REQUEST: In the following material, identify every line holding the string "Mech" and return it.

Extracted data entries:
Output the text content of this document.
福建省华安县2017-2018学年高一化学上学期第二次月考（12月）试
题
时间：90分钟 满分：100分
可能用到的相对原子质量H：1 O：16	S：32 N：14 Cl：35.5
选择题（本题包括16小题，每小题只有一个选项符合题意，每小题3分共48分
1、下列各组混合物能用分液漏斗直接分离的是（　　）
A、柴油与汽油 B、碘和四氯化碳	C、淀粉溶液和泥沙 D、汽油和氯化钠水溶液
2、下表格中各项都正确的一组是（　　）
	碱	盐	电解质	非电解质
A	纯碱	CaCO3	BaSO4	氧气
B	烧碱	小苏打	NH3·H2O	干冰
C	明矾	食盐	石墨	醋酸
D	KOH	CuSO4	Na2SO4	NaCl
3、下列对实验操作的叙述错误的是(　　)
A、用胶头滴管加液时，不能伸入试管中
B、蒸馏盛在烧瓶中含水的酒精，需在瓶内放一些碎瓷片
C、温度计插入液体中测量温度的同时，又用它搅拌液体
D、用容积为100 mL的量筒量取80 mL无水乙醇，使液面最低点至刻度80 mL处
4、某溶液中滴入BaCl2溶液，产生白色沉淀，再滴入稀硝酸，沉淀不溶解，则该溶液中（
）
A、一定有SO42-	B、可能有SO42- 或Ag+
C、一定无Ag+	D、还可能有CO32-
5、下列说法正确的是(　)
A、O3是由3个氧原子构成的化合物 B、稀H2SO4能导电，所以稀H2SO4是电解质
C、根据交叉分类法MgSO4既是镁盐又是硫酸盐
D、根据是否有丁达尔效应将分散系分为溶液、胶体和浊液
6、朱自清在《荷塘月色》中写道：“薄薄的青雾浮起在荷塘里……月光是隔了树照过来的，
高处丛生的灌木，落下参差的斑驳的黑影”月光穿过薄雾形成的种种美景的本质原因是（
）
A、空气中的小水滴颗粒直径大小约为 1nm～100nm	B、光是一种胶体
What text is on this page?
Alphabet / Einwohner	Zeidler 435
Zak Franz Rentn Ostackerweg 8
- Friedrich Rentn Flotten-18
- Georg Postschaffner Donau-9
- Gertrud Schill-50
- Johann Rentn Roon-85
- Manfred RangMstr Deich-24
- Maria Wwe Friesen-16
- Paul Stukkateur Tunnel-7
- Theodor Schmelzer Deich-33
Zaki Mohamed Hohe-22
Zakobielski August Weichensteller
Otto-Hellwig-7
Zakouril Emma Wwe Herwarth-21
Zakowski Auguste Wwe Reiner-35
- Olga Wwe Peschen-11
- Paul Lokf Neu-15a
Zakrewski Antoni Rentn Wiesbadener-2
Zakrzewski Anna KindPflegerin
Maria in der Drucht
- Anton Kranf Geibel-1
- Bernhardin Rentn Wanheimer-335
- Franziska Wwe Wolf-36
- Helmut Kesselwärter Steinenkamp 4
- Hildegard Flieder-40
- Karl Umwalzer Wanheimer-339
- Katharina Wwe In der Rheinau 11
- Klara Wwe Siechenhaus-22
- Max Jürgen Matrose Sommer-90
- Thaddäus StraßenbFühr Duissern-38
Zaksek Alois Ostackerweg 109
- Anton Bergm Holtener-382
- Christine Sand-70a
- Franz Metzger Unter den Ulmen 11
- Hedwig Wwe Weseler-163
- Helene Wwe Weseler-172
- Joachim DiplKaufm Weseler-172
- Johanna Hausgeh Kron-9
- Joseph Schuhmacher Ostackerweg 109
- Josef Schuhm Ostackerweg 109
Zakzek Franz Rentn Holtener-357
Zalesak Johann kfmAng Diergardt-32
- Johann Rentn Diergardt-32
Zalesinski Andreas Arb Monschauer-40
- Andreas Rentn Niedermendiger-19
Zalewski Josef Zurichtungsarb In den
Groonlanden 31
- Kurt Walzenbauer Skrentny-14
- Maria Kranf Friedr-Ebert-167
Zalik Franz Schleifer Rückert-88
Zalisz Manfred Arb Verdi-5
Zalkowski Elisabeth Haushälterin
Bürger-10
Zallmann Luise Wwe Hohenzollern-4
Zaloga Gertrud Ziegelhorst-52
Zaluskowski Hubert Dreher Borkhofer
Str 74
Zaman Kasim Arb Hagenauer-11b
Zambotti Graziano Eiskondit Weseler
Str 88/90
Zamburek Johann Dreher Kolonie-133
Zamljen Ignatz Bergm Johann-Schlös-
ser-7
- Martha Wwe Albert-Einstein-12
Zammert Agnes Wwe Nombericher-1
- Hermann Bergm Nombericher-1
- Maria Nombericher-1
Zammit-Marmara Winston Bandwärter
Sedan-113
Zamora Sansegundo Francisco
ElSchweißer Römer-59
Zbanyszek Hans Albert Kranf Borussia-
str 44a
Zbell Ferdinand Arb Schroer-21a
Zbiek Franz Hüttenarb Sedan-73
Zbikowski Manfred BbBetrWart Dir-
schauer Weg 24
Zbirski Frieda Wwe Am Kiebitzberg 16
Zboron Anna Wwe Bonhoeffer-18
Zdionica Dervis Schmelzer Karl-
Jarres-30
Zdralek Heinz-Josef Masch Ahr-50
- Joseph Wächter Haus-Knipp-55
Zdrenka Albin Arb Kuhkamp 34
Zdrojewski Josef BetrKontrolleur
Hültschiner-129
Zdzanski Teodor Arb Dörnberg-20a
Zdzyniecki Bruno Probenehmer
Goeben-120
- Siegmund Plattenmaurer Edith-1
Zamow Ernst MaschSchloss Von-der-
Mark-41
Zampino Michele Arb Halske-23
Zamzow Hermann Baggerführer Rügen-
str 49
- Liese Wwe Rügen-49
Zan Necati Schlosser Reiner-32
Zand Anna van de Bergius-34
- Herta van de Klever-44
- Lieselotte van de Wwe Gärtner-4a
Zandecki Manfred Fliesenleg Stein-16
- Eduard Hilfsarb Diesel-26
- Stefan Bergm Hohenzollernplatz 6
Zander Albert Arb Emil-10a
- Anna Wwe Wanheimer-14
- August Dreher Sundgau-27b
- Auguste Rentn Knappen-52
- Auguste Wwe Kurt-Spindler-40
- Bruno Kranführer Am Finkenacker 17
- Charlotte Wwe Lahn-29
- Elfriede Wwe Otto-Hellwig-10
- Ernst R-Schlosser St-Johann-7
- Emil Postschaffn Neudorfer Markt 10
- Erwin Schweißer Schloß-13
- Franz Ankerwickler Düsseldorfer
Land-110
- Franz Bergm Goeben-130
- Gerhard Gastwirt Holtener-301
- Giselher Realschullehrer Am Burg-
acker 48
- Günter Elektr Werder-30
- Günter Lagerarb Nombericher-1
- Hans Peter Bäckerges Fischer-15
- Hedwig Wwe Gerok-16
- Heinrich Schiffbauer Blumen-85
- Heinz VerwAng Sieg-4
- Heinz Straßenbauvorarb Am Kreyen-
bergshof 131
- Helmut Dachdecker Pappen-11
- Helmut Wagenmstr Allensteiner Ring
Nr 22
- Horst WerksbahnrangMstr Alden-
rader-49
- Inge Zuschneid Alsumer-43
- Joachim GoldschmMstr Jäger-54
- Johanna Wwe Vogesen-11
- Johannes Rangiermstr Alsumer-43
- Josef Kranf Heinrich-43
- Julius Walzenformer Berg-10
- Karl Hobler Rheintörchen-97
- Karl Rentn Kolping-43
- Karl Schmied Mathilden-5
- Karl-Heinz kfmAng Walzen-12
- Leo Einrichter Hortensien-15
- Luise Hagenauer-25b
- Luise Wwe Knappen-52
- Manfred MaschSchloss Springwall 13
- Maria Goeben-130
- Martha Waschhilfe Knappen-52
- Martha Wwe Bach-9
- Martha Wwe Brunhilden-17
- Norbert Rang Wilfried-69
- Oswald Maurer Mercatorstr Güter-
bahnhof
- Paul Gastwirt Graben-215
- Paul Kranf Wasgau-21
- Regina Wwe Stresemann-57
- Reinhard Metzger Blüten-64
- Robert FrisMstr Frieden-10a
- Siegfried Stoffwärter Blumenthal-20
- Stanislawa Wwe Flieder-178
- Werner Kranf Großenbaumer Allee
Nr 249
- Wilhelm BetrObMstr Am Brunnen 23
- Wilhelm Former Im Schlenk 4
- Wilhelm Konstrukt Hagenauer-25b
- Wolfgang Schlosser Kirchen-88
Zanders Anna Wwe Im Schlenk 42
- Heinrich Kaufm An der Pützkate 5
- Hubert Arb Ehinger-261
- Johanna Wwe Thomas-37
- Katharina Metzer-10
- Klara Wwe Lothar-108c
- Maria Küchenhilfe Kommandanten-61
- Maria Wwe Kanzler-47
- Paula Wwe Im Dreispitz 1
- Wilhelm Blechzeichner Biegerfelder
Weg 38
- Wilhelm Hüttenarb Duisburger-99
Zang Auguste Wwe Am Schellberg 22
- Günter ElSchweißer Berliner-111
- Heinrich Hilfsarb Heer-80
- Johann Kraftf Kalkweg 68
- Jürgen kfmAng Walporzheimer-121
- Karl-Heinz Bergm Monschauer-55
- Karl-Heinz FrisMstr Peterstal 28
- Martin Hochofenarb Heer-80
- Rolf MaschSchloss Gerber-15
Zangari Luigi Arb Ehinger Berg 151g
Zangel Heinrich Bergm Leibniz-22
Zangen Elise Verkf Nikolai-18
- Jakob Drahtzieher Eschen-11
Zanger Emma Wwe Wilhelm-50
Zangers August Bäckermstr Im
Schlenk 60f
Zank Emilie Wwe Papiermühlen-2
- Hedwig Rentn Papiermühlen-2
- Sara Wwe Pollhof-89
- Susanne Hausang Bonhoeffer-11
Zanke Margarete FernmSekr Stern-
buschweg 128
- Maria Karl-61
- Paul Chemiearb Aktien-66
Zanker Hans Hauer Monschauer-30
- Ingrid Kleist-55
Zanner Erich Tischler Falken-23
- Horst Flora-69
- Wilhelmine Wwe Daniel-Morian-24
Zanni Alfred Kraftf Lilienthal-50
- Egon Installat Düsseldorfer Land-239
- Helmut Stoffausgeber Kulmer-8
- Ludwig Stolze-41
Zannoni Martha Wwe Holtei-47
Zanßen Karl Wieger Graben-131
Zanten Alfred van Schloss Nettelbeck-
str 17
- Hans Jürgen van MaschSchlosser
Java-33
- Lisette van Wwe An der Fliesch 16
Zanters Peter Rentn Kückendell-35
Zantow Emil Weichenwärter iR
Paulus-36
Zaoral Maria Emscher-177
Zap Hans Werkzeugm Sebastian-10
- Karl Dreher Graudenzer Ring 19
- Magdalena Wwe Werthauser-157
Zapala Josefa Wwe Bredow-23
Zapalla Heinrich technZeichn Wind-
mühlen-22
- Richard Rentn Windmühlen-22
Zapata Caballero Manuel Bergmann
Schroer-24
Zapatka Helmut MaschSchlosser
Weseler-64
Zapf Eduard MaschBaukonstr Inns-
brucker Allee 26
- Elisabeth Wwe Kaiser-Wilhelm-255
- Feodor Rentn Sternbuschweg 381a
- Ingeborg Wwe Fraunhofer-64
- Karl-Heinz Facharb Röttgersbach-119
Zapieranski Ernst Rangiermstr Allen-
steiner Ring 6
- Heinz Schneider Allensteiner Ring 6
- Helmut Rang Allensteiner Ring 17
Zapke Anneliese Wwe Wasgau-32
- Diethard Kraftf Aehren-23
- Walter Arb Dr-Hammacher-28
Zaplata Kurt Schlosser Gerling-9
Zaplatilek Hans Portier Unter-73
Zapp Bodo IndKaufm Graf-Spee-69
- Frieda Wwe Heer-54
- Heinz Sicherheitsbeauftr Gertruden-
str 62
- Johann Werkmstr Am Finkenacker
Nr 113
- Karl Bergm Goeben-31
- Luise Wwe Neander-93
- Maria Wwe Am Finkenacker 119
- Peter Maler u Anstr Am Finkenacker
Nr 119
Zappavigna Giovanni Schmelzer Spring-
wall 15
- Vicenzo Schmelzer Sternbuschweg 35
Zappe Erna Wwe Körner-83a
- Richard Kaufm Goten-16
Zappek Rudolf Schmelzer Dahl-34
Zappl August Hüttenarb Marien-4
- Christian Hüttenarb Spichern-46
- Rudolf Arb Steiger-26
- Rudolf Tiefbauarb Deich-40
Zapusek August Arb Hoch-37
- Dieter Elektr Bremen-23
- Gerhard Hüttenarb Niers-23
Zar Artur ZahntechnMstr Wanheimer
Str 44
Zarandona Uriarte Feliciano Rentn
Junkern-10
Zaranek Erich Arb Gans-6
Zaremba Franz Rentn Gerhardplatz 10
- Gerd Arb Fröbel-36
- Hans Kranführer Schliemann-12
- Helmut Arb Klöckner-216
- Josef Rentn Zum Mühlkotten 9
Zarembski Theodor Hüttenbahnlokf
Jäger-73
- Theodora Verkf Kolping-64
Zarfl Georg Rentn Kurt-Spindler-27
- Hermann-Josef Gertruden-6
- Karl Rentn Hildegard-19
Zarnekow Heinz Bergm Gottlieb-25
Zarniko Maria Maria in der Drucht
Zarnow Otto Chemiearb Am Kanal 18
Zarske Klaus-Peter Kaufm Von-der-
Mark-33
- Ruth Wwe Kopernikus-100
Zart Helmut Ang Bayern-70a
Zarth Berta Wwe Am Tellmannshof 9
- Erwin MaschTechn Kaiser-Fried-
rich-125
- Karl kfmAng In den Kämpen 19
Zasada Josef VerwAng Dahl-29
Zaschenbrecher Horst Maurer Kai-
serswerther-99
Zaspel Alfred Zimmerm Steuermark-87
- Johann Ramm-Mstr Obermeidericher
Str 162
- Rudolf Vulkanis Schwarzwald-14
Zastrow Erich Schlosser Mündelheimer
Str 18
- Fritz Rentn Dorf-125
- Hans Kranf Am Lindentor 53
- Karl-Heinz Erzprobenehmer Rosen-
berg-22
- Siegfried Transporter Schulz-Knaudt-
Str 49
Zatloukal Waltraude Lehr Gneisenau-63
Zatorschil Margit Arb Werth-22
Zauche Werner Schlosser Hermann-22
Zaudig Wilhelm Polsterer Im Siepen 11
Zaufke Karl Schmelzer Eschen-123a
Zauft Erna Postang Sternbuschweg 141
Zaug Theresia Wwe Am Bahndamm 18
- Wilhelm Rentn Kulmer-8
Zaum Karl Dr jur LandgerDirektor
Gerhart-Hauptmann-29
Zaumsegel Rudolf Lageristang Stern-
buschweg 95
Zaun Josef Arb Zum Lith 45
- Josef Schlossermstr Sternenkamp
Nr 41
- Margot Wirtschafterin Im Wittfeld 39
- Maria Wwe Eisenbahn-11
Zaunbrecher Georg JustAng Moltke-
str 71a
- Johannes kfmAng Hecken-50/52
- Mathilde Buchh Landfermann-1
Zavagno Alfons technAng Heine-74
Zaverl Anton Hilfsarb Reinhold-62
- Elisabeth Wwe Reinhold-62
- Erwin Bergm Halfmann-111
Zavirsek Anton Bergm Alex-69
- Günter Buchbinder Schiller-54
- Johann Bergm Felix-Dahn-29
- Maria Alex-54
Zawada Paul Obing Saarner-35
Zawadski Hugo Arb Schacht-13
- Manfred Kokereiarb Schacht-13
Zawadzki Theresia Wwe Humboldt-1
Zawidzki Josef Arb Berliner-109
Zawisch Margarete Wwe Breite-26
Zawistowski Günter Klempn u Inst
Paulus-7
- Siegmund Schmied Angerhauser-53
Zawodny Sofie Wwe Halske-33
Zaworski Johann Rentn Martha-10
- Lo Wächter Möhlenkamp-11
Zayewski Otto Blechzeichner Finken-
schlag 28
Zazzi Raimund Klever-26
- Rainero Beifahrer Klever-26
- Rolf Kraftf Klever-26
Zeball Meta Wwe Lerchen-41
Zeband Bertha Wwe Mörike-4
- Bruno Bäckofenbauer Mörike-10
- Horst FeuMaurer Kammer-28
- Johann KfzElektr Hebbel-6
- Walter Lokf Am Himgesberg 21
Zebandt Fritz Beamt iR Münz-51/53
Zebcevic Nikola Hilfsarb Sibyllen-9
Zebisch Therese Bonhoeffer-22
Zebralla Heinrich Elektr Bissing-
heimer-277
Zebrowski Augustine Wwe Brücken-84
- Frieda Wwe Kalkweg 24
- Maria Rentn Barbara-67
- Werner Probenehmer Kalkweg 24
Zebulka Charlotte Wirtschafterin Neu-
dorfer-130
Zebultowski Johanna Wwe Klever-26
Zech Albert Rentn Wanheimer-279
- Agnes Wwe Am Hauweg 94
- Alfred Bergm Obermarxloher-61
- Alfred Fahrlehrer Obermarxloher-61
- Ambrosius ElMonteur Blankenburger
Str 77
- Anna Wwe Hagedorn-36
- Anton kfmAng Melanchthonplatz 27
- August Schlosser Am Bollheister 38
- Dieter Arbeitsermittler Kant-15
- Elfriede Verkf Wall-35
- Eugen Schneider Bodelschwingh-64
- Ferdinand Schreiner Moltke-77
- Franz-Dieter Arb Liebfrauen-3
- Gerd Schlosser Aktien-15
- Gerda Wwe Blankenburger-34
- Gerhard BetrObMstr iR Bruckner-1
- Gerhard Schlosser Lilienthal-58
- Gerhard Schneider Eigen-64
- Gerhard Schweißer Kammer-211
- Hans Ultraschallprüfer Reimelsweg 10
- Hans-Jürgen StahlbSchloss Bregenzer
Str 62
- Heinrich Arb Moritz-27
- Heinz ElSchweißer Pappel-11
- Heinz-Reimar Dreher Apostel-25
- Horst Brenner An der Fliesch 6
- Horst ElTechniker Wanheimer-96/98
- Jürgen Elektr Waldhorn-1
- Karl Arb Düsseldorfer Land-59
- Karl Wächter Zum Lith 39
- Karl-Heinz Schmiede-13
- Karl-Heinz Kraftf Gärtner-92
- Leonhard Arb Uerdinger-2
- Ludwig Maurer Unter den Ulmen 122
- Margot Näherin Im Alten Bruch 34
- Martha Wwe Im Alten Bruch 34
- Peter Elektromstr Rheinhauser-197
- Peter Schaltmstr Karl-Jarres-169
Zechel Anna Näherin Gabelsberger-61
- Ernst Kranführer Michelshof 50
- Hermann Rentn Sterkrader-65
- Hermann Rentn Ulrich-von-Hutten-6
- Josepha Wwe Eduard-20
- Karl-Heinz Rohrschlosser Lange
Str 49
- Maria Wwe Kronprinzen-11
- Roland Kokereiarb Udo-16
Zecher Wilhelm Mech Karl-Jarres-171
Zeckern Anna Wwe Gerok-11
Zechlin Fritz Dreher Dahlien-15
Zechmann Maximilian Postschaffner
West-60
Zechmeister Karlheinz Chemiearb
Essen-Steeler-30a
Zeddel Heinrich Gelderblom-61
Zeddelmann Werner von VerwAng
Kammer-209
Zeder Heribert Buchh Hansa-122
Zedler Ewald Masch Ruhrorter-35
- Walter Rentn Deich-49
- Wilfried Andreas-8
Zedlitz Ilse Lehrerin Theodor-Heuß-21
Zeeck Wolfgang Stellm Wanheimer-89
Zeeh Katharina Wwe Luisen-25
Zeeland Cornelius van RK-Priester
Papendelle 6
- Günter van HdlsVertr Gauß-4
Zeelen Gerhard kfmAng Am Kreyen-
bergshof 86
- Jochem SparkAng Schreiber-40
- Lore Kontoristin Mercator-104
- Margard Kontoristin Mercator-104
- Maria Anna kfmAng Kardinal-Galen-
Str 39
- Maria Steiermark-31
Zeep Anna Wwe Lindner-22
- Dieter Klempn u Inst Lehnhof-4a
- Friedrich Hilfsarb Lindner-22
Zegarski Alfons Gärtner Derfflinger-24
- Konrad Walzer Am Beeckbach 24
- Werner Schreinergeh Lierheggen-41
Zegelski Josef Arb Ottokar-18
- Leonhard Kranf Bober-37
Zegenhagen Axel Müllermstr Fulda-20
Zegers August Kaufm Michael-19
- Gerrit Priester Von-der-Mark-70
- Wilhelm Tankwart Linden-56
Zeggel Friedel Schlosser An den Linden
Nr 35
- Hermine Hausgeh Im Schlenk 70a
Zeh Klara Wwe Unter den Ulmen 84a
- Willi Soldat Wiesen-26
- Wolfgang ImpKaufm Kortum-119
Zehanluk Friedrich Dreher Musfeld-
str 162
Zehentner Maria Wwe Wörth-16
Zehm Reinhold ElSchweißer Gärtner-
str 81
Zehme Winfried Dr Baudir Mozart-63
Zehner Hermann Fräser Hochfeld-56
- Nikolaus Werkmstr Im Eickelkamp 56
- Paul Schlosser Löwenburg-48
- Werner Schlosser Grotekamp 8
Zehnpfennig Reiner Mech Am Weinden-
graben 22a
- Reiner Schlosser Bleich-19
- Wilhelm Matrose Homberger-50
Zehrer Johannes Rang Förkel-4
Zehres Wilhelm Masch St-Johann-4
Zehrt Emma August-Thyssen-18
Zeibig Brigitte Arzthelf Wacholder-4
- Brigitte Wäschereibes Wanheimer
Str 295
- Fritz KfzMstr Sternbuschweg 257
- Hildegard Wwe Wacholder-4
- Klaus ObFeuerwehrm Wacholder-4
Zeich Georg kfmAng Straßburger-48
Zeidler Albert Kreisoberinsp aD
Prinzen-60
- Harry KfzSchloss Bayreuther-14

FULL RESPONSE:
Zecher Wilhelm Mech Karl-Jarres-171
Zehnpfennig Reiner Mech Am Weinden-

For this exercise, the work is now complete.